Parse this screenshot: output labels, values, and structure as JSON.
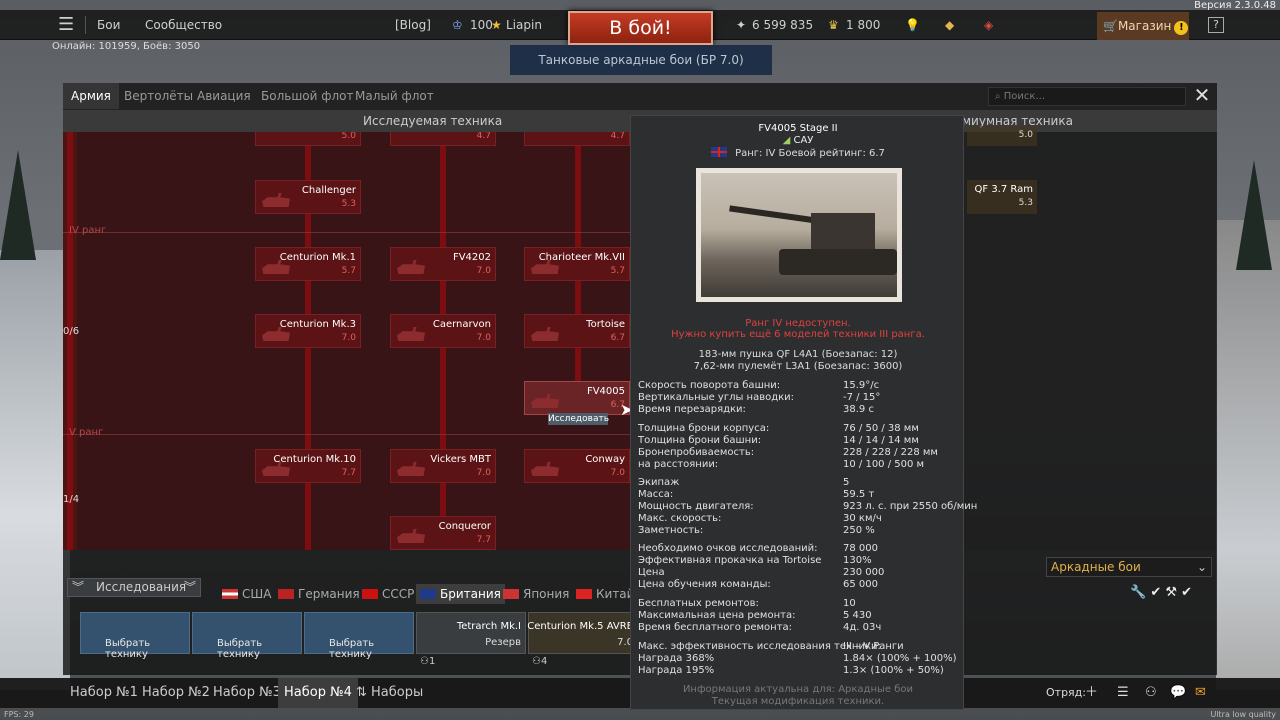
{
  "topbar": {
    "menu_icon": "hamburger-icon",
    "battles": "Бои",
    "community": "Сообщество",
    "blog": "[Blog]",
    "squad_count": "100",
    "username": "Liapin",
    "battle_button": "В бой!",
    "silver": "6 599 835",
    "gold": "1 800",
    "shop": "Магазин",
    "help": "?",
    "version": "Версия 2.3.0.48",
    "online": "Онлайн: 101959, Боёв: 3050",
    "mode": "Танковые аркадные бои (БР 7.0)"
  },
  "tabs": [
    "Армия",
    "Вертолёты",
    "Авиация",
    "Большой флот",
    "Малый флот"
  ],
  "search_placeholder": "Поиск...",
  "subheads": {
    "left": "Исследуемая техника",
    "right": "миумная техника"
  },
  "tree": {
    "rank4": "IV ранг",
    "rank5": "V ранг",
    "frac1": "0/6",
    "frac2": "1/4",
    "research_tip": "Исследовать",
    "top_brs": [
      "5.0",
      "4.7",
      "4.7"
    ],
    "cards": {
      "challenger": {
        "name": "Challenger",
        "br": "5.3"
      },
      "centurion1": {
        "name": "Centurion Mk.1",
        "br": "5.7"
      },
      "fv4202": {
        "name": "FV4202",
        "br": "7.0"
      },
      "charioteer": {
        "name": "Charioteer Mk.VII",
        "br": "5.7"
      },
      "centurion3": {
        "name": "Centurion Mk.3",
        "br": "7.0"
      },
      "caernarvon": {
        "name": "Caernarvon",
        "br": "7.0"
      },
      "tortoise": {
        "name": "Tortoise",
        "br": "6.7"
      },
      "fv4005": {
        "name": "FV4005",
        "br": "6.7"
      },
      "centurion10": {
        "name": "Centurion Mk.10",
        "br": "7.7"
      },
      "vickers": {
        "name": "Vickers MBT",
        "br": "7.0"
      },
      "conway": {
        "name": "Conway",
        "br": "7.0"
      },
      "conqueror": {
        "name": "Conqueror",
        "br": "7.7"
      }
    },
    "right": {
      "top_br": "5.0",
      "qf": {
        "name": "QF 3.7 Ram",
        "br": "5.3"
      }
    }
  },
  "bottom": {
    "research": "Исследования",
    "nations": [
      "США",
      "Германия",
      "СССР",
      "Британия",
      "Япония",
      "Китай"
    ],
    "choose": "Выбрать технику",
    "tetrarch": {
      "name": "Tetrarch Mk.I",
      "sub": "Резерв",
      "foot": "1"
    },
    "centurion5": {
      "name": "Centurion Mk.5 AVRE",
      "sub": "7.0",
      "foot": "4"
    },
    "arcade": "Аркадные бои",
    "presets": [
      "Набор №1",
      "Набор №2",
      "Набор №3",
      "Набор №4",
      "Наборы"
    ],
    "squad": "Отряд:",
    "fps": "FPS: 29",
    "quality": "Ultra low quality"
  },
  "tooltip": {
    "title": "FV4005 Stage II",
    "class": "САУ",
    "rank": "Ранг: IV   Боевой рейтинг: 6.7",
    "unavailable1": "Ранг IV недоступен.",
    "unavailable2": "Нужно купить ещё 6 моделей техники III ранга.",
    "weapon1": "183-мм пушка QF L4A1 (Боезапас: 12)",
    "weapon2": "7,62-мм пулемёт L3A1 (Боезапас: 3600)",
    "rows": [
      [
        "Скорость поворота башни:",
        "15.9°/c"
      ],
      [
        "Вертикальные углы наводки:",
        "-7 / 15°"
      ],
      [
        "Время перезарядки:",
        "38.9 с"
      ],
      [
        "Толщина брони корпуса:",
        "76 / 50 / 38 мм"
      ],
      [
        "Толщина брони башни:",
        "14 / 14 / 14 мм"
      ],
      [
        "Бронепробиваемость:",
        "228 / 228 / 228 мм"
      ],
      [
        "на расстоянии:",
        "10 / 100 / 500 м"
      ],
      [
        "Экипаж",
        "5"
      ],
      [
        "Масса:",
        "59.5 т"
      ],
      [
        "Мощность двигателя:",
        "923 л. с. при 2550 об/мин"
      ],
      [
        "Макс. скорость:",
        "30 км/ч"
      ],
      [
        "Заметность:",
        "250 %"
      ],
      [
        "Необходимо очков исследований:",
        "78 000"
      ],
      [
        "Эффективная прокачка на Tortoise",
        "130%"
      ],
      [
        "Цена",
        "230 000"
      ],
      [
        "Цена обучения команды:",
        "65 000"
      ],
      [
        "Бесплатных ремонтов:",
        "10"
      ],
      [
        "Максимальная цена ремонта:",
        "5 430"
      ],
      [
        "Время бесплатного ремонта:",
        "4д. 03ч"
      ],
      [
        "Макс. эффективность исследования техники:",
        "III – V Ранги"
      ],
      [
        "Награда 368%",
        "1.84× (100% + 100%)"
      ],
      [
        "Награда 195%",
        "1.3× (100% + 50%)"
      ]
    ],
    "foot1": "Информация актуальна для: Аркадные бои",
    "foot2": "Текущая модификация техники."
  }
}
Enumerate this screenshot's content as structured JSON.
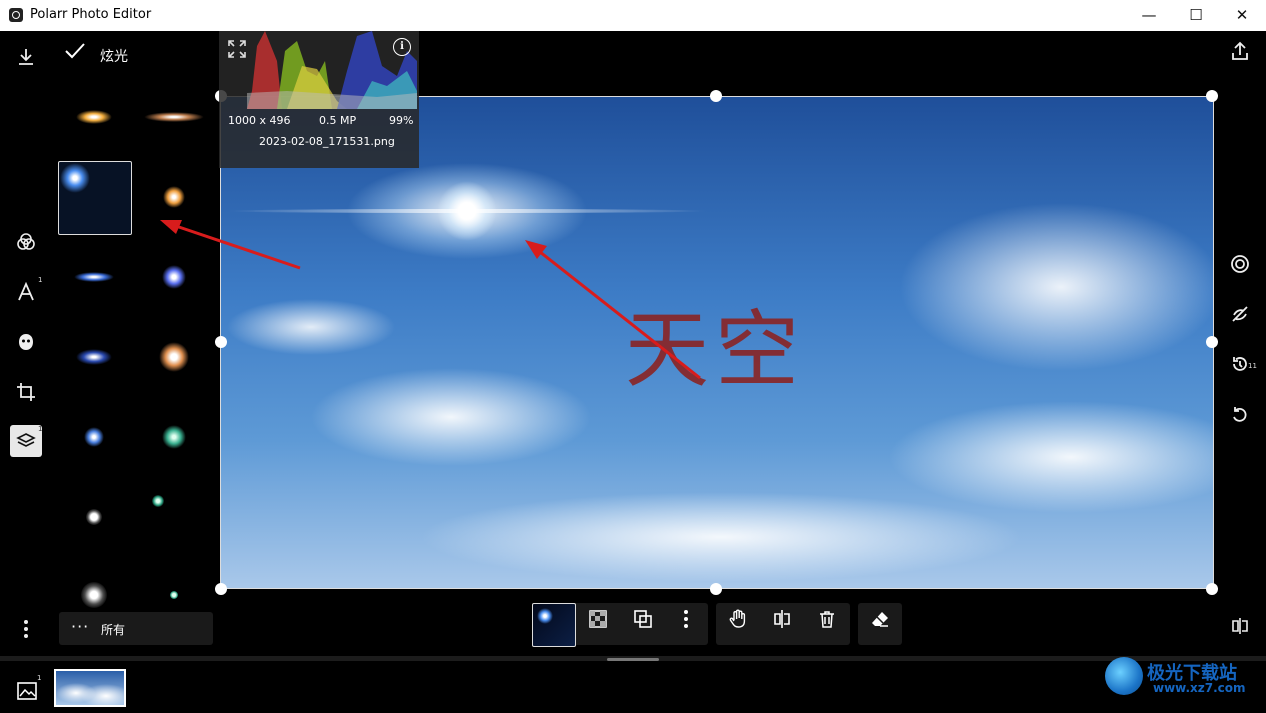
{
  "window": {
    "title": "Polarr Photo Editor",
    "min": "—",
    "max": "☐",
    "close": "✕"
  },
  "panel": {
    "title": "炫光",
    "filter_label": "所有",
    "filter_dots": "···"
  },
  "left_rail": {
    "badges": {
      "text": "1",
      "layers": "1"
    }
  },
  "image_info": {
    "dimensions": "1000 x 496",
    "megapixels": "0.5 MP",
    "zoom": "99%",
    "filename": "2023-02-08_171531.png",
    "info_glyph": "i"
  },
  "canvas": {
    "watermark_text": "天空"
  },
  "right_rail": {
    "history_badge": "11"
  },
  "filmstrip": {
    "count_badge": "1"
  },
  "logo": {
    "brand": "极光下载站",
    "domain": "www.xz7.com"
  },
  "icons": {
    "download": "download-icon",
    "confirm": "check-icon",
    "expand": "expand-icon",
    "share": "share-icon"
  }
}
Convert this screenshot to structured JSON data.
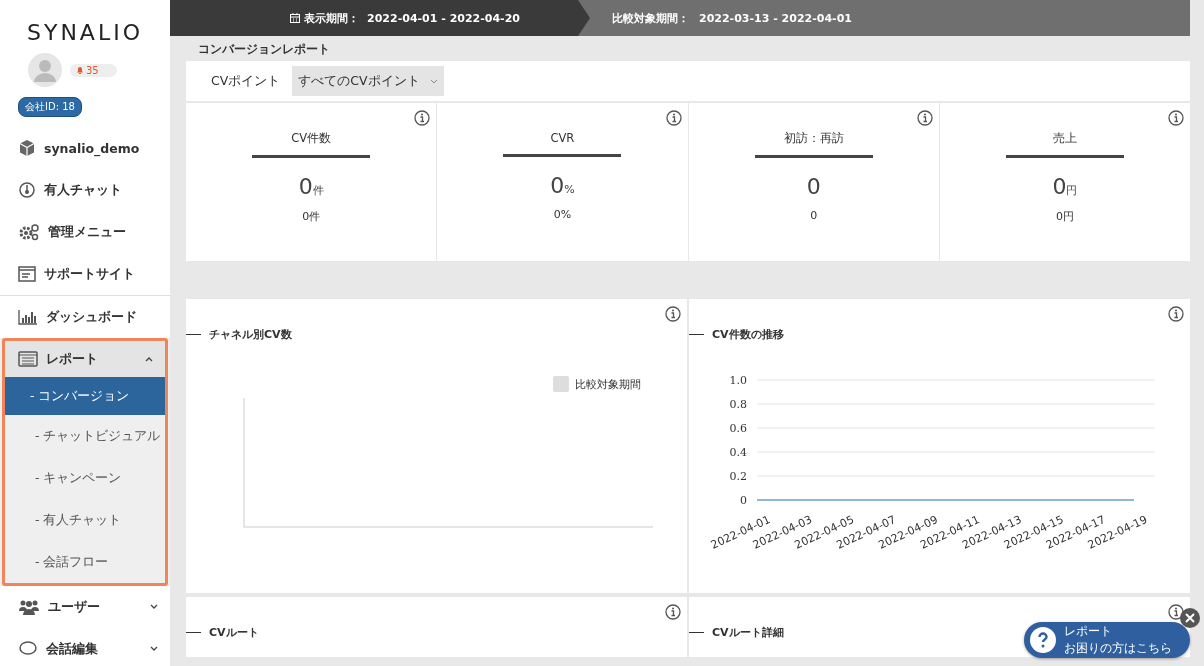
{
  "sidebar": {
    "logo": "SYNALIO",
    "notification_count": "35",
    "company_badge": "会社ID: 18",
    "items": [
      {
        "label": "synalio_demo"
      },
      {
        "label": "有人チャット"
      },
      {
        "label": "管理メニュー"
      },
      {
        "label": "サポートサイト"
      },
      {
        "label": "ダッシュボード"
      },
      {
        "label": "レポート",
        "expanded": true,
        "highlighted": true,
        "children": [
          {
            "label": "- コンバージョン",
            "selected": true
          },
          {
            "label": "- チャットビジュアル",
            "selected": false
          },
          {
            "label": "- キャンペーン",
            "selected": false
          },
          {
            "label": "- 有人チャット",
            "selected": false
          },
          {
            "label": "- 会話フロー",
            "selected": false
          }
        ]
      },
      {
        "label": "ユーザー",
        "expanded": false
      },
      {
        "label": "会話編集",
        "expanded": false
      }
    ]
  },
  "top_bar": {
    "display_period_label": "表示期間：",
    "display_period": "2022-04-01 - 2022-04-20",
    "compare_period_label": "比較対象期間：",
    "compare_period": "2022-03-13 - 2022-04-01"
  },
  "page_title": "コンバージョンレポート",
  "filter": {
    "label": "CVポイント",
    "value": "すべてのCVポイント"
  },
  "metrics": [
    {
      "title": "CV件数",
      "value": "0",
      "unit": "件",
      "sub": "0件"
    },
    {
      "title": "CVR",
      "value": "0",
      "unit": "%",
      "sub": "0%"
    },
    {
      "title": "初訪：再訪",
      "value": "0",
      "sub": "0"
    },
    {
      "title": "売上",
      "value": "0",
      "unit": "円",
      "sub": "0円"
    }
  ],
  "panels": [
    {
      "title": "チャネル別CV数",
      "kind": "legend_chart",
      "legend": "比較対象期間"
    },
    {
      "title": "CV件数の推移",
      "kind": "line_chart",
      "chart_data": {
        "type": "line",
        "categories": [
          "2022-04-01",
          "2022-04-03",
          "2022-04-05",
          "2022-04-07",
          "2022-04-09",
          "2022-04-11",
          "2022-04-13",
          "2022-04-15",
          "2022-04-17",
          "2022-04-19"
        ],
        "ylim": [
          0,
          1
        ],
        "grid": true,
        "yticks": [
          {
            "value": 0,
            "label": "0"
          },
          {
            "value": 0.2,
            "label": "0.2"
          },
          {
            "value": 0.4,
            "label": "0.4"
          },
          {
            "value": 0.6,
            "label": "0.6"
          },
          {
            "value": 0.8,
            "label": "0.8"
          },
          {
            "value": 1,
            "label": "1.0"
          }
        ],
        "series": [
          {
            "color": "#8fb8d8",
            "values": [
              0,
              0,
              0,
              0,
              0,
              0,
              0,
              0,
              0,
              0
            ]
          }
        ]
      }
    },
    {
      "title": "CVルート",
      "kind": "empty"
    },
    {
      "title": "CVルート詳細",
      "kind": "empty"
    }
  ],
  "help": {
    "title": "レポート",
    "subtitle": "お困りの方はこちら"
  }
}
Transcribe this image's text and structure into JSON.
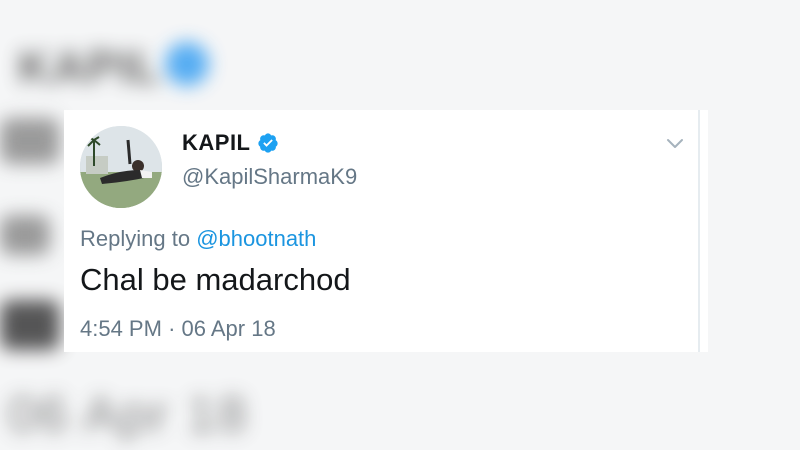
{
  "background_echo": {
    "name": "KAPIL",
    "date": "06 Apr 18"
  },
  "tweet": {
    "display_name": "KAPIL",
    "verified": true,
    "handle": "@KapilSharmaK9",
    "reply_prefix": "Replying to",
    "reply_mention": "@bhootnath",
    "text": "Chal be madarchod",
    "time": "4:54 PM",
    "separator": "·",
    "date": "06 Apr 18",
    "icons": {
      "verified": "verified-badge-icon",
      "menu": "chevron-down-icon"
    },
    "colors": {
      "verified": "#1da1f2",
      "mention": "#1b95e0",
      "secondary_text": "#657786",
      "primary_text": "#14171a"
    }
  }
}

:::

Your goal »
Beginning at the line that contains "Transcribe this image's", copy each remaining line of the records exactly, through the final one. Omit the pictures.

Response below »
Transcribe this image's text and structure into JSON.
{
  "background_echo": {
    "name": "KAPIL",
    "date": "06 Apr 18"
  },
  "tweet": {
    "display_name": "KAPIL",
    "verified": true,
    "handle": "@KapilSharmaK9",
    "reply_prefix": "Replying to",
    "reply_mention": "@bhootnath",
    "text": "Chal be madarchod",
    "time": "4:54 PM",
    "separator": "·",
    "date": "06 Apr 18",
    "icons": {
      "verified": "verified-badge-icon",
      "menu": "chevron-down-icon"
    },
    "colors": {
      "verified": "#1da1f2",
      "mention": "#1b95e0",
      "secondary_text": "#657786",
      "primary_text": "#14171a"
    }
  }
}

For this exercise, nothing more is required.